TASK DETAILS -> Collect every line in the records below that contains the word "Category".

PROVIDED RECORDS ->
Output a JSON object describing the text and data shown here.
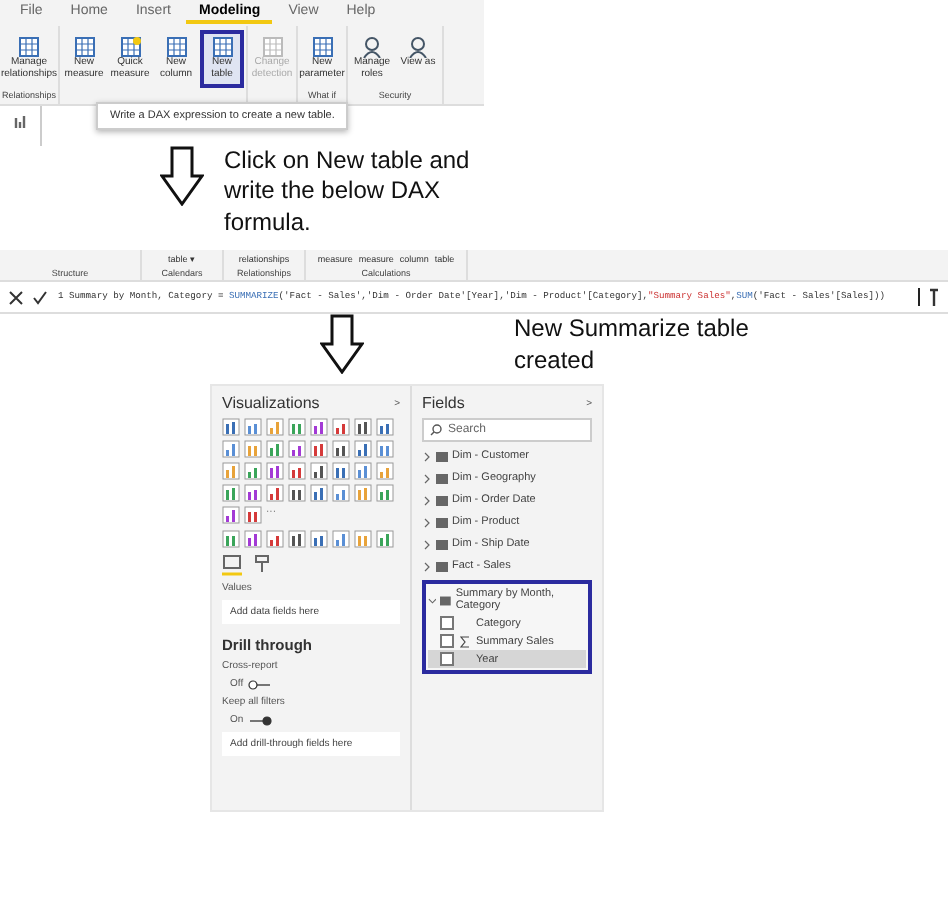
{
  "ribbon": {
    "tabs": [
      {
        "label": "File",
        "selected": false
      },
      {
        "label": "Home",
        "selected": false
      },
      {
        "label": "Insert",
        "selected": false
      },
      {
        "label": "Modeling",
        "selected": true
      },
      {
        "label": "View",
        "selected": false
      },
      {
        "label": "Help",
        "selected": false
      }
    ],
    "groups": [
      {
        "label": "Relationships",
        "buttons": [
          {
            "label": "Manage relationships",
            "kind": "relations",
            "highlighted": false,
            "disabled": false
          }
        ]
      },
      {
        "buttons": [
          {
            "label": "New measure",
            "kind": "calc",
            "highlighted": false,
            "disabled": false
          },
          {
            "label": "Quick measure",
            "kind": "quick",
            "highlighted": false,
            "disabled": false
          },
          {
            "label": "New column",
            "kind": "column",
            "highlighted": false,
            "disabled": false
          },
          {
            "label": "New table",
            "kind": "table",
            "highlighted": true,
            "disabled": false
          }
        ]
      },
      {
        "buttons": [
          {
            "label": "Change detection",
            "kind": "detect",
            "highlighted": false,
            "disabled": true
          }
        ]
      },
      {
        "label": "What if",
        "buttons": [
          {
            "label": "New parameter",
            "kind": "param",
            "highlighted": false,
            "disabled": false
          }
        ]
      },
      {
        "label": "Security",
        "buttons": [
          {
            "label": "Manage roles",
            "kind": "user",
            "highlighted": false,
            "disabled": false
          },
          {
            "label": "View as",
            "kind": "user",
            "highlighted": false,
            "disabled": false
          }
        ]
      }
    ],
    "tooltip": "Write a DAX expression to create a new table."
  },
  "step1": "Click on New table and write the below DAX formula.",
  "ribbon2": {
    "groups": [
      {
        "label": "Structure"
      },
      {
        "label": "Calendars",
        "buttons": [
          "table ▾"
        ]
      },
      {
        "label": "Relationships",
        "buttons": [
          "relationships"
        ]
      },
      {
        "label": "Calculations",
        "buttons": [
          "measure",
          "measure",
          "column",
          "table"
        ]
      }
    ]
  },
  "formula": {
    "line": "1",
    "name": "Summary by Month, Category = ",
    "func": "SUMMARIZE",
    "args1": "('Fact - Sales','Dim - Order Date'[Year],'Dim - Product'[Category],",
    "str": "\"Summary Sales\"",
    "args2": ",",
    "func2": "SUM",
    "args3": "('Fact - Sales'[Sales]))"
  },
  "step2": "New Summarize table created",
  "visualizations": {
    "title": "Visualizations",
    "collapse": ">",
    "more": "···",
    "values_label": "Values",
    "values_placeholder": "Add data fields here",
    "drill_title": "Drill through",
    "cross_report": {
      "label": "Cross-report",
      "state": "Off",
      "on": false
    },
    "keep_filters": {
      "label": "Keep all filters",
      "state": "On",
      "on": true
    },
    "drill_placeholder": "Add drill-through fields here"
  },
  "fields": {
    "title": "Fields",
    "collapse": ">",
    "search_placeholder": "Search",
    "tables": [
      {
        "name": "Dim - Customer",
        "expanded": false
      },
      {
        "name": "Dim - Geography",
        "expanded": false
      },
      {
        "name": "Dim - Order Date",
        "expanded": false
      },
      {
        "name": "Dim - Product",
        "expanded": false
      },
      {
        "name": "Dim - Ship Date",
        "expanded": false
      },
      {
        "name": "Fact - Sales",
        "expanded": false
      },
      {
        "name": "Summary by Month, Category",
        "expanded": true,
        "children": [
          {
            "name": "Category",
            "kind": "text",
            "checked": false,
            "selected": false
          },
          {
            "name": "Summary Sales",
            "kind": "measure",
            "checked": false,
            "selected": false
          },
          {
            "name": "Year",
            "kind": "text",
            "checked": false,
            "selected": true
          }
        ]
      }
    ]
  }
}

OUTPUT FOR THIS TASK ->
    "name": "Summary by Month, Category = ",
    "args1": "('Fact - Sales','Dim - Order Date'[Year],'Dim - Product'[Category],",
        "name": "Summary by Month, Category",
            "name": "Category",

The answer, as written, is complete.